**Task objective**: Filter the data for lines with the word "arrow", then copy every line so identified.

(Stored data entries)

>> begin

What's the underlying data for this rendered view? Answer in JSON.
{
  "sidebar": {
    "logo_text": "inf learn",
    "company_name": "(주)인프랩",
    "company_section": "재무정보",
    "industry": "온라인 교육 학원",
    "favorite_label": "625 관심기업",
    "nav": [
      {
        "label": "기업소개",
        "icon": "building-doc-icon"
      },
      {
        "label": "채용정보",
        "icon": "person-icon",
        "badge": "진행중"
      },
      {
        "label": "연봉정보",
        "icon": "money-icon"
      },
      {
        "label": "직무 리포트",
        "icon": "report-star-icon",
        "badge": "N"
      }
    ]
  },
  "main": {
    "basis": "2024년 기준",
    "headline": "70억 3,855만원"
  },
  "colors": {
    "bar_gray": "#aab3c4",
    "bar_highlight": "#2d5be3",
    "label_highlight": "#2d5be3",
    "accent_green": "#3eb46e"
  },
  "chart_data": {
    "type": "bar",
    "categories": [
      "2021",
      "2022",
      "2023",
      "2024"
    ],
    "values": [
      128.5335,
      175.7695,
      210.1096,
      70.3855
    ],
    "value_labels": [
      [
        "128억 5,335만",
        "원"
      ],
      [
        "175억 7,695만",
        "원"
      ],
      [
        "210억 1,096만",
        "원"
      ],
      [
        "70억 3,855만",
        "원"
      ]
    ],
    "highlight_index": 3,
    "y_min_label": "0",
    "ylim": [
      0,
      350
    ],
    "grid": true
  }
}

>> end
>> begin

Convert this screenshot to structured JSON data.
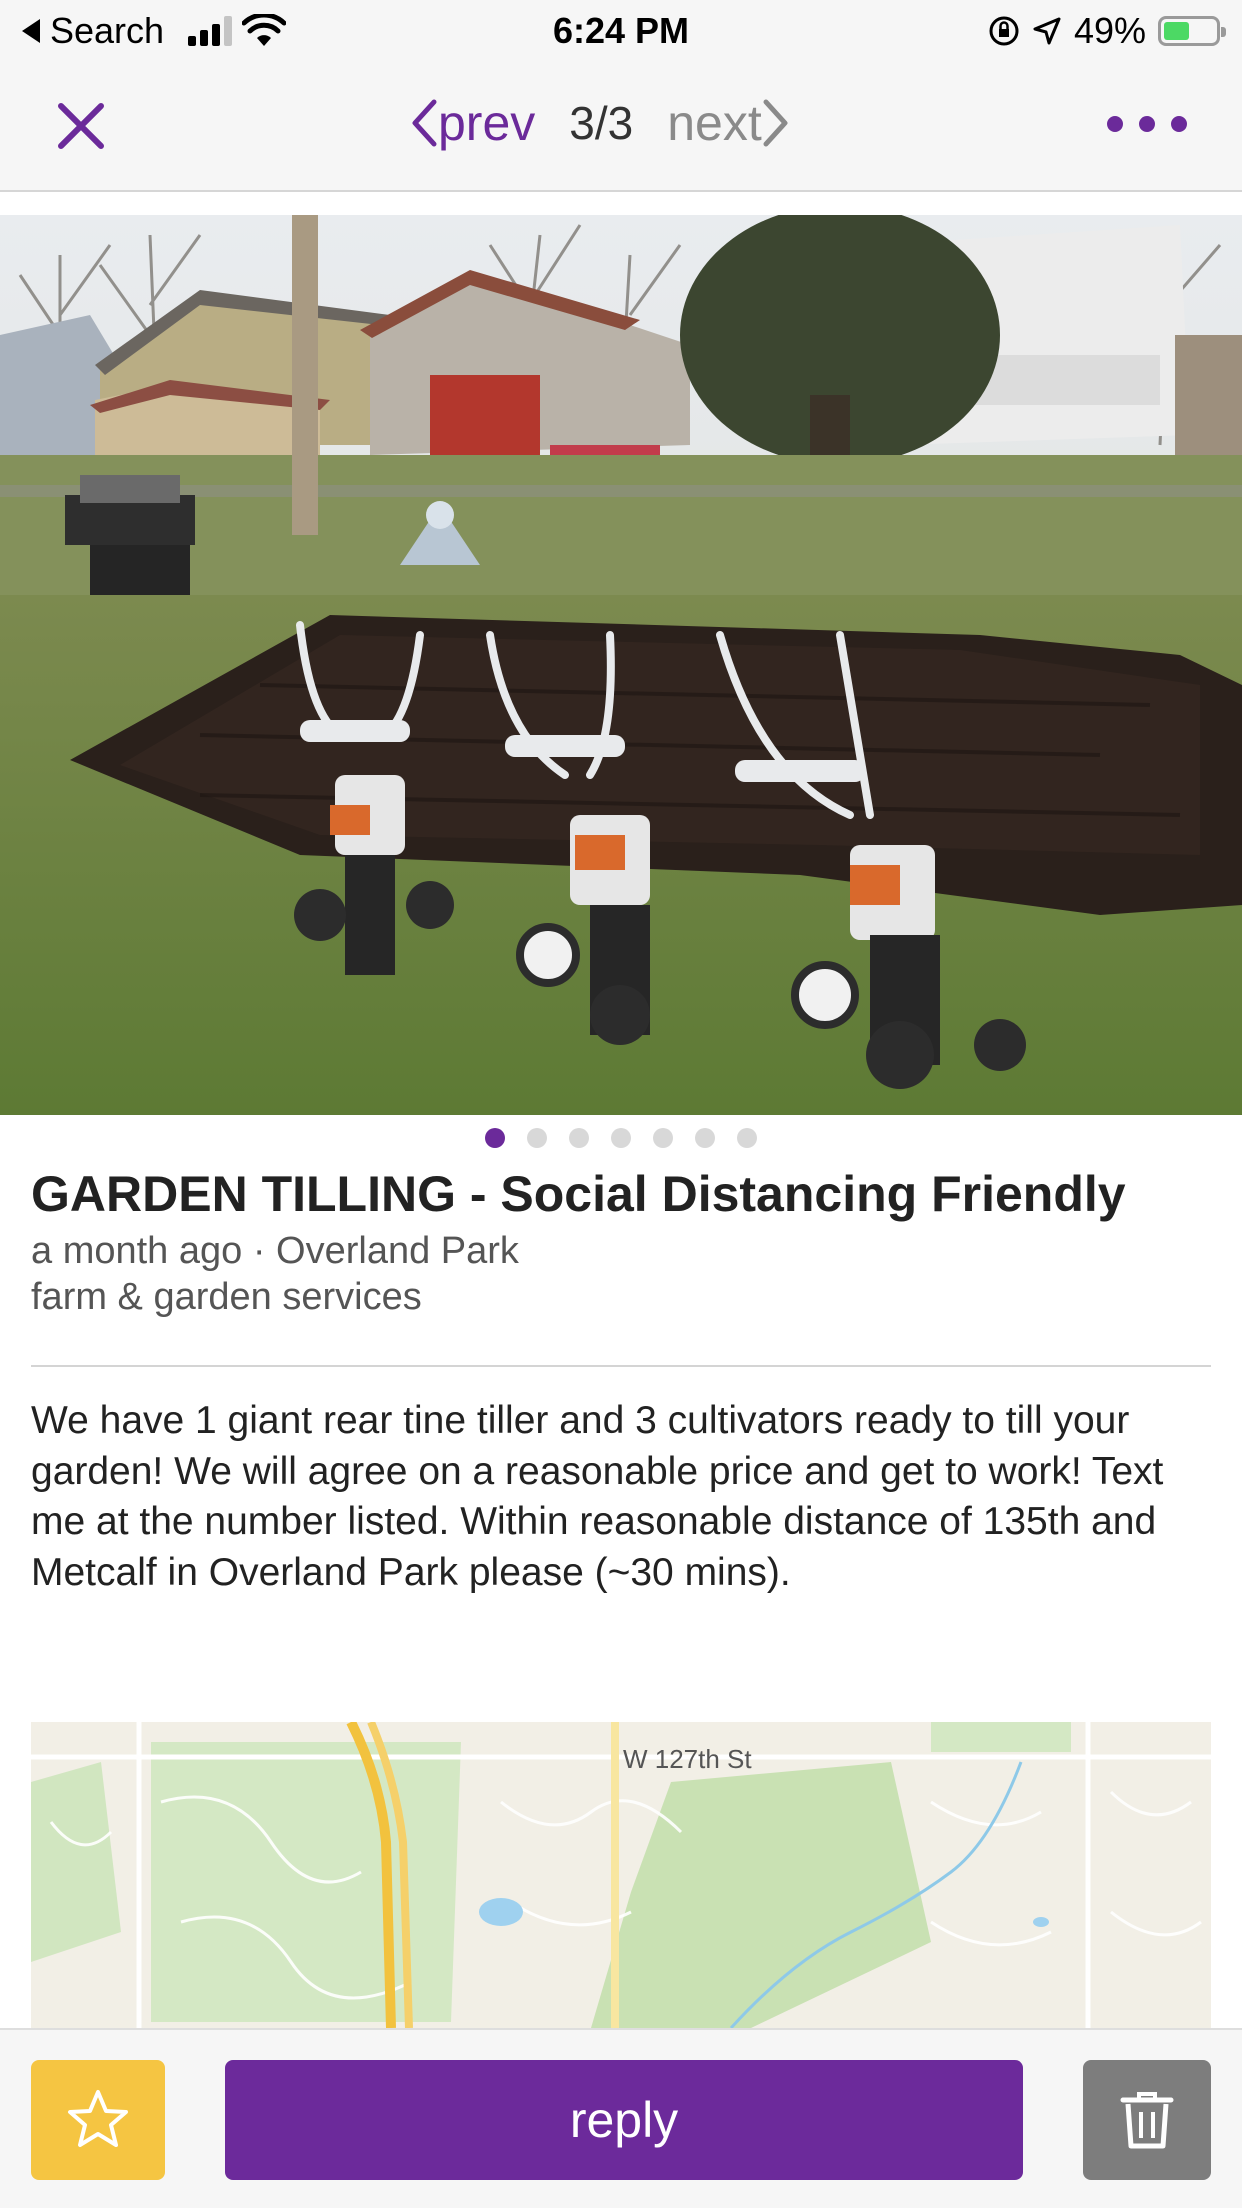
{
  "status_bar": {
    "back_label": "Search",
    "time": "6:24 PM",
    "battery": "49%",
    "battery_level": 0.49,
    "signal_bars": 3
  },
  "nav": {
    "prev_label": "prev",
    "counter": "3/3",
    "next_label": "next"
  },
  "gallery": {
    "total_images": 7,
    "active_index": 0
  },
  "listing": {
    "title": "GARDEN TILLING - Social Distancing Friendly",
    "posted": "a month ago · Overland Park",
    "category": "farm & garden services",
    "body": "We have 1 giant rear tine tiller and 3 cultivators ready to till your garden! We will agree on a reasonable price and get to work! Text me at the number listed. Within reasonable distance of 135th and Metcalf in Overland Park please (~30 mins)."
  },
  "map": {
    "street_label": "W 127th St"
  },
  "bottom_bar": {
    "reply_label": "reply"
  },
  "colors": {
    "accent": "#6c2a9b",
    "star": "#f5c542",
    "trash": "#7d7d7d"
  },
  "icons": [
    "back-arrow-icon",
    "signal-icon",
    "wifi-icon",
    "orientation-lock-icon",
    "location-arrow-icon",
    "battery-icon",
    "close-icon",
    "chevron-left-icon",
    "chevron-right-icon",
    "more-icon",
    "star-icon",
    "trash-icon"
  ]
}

>> end

**Task result**:
    "back-arrow-icon",
    "location-arrow-icon",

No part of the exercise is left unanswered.